==== Supplied material ====
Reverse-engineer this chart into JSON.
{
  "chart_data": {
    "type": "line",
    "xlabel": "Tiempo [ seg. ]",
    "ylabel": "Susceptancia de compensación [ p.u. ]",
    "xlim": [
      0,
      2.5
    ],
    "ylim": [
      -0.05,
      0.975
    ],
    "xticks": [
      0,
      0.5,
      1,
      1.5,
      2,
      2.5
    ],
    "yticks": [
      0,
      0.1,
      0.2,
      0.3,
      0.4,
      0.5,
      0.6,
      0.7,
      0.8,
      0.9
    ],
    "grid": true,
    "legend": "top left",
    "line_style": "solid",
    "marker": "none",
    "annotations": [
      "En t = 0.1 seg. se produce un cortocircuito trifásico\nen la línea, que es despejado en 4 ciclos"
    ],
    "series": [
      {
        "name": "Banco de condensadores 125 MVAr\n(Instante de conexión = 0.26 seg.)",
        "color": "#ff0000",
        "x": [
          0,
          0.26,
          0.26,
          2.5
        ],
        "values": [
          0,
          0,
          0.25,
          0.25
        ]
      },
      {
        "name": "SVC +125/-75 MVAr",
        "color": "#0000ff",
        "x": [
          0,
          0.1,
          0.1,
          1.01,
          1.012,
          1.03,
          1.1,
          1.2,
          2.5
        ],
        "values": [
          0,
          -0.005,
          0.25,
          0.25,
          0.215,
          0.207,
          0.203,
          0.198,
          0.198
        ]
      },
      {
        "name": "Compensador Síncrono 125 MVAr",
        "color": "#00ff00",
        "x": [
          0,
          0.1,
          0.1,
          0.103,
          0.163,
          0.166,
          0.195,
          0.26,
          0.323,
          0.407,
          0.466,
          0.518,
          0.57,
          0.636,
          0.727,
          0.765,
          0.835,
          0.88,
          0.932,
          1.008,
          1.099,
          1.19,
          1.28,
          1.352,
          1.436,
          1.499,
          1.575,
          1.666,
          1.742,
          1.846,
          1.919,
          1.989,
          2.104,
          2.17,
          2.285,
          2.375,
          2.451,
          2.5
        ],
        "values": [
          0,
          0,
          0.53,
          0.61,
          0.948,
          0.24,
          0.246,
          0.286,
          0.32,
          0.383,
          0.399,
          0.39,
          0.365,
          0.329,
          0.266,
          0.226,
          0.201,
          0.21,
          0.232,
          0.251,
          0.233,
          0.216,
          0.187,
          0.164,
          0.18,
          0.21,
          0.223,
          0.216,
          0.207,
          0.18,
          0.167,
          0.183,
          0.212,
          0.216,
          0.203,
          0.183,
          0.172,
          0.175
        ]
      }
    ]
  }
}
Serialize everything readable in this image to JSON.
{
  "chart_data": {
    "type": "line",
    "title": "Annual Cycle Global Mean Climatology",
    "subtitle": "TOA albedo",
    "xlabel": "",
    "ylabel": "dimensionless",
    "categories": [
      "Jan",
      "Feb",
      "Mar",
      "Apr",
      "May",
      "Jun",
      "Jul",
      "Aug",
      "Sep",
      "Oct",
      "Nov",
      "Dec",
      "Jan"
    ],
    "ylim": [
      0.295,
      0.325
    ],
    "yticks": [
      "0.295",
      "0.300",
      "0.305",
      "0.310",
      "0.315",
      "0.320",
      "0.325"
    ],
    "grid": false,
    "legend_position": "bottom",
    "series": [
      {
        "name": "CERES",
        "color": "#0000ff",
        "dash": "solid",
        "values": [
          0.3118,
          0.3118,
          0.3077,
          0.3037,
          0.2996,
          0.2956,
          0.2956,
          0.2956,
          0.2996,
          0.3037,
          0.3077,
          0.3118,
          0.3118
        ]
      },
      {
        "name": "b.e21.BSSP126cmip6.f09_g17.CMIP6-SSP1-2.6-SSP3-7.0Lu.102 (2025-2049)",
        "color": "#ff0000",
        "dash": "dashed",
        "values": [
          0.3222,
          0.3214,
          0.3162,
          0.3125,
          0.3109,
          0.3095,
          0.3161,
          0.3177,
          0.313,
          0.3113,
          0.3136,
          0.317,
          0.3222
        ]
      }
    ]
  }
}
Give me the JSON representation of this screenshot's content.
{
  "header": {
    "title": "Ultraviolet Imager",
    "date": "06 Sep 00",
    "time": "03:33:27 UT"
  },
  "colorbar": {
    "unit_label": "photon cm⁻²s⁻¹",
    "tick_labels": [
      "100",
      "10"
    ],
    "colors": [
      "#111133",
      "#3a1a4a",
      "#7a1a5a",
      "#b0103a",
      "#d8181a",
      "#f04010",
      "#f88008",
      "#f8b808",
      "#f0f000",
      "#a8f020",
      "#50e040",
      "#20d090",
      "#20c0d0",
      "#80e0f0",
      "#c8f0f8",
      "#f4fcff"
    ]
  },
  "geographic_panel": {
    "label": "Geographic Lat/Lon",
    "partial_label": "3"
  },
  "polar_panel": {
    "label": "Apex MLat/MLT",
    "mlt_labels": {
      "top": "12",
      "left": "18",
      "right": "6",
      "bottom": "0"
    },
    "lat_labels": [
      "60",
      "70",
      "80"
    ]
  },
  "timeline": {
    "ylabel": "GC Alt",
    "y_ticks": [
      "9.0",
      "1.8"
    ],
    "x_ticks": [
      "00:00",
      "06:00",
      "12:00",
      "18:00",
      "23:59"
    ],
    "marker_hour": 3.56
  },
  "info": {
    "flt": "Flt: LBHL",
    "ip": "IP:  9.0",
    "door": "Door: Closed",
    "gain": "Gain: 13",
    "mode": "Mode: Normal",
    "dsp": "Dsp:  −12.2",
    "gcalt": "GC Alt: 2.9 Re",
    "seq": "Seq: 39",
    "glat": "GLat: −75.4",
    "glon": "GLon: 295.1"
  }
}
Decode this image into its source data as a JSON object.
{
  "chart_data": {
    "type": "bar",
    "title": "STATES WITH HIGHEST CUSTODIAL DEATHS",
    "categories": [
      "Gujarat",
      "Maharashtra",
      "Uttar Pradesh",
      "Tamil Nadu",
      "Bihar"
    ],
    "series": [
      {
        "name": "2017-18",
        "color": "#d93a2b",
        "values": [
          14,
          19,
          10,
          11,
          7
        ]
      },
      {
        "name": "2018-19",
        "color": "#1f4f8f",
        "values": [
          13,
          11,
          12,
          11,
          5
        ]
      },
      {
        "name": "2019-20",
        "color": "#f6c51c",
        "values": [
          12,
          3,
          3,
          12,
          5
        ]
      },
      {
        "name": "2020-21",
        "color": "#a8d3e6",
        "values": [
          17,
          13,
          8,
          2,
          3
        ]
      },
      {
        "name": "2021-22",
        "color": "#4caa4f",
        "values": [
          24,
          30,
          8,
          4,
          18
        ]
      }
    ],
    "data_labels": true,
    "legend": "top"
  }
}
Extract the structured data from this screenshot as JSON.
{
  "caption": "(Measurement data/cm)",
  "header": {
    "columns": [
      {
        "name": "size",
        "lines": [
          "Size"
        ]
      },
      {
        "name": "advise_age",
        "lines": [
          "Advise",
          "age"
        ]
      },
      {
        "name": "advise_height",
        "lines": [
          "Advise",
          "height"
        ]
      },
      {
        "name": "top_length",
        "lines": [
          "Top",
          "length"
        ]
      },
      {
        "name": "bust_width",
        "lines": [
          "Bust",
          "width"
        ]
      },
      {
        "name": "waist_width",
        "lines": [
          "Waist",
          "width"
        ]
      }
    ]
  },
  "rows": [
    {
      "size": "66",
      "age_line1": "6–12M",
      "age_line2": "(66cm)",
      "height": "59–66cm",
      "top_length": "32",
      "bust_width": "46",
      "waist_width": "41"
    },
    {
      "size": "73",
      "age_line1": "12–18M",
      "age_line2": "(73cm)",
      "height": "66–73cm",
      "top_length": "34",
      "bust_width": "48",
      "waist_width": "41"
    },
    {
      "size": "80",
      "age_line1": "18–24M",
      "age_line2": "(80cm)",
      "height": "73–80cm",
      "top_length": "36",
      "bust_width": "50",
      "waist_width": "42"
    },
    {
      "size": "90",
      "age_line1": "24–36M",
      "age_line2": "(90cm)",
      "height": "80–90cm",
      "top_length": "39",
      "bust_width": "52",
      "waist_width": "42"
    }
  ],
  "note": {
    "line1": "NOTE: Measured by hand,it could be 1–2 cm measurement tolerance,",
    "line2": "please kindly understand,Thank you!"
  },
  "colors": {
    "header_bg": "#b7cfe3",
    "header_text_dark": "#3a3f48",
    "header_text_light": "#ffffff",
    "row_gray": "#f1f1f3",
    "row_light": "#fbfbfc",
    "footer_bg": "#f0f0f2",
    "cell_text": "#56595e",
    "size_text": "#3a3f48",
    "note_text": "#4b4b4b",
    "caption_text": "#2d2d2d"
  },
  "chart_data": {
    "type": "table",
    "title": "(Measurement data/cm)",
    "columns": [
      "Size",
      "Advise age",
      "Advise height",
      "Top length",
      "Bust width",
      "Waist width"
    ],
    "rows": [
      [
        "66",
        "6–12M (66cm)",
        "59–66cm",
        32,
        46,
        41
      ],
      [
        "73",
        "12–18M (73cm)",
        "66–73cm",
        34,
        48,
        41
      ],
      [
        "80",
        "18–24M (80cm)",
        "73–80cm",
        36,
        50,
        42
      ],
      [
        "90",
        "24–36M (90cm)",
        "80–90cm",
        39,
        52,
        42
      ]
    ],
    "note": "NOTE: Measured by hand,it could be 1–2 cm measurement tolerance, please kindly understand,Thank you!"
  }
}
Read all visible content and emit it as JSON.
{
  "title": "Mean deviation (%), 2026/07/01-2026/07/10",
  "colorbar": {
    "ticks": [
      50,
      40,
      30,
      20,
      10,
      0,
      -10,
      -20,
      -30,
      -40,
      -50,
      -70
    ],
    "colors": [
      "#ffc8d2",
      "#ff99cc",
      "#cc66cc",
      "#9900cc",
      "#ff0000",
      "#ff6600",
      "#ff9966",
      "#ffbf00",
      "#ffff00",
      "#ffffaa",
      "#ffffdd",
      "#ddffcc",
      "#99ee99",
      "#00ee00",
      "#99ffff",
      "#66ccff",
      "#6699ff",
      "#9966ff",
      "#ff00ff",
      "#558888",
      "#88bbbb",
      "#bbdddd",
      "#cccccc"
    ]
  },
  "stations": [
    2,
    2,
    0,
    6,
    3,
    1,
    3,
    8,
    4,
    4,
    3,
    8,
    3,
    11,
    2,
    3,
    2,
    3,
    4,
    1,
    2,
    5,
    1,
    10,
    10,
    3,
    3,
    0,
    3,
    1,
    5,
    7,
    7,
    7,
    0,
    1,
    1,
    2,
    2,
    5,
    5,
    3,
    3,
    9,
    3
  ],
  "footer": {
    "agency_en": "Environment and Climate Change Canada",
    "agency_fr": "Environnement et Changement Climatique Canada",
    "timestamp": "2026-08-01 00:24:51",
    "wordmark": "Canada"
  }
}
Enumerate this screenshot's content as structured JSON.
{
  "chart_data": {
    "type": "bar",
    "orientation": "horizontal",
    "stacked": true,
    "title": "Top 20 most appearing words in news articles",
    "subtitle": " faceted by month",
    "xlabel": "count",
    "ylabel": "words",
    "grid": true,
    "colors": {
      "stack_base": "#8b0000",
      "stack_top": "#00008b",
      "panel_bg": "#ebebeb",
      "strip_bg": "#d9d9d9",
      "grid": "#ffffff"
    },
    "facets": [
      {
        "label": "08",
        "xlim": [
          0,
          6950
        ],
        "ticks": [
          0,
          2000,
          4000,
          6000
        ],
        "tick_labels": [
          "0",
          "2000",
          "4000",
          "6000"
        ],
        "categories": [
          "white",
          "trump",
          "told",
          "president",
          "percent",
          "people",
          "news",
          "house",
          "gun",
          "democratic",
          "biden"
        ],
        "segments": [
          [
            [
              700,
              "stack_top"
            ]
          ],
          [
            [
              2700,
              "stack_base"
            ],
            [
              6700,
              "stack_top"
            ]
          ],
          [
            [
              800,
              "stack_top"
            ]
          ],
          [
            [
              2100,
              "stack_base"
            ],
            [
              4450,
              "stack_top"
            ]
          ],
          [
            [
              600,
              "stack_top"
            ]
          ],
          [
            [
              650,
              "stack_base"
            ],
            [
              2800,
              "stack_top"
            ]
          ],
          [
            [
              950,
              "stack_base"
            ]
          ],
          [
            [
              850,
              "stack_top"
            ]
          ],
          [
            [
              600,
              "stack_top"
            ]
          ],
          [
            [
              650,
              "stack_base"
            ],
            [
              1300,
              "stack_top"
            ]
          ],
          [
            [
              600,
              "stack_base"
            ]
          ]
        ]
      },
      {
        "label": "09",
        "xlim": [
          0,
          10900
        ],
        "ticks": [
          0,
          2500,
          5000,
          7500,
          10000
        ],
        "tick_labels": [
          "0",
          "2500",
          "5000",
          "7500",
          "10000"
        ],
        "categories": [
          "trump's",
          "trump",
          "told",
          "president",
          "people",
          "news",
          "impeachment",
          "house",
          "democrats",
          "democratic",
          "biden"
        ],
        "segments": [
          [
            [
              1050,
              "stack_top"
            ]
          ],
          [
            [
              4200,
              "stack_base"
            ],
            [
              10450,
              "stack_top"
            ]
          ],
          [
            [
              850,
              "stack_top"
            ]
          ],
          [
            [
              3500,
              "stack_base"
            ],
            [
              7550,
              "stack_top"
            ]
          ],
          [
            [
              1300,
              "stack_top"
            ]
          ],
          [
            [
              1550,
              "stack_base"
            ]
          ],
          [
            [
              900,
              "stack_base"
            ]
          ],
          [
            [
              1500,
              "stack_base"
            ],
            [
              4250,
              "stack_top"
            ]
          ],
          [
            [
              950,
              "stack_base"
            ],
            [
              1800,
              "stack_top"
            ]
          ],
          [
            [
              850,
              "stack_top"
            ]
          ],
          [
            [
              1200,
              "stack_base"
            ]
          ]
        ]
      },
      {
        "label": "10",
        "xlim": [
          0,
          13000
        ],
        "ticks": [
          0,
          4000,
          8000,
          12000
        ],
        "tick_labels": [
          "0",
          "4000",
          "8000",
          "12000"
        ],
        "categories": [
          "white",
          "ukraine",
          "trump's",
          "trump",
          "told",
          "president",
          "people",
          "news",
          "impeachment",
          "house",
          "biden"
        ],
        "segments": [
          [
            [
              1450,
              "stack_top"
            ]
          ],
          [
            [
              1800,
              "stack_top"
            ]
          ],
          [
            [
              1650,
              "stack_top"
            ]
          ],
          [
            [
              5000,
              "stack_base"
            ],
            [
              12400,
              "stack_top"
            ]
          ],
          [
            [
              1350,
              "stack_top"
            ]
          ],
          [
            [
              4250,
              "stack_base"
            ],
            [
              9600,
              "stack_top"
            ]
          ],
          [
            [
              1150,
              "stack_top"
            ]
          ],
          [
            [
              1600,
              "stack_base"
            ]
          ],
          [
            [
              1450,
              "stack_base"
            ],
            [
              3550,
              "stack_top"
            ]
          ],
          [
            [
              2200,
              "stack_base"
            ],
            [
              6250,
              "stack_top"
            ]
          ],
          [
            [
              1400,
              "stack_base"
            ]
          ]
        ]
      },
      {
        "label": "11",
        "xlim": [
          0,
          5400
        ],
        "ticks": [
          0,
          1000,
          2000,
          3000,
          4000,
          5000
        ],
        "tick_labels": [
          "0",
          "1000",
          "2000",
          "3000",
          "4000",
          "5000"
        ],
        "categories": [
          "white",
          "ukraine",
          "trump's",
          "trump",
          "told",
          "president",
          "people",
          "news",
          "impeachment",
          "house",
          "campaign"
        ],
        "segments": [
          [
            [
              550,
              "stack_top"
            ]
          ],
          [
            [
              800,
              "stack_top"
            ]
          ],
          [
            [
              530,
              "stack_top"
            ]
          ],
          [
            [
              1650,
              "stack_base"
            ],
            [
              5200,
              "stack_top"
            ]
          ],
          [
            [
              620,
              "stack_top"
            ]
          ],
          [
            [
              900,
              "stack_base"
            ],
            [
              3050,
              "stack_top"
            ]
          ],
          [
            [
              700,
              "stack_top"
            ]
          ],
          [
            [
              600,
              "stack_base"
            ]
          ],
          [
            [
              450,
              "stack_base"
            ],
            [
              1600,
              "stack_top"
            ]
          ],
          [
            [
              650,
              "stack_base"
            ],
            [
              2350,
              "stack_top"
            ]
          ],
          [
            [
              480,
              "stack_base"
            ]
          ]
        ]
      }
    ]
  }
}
====
Task prompt: Identify which lines contain the word "words" and copy each one.

Finished task:
    "title": "Top 20 most appearing words in news articles",
    "ylabel": "words",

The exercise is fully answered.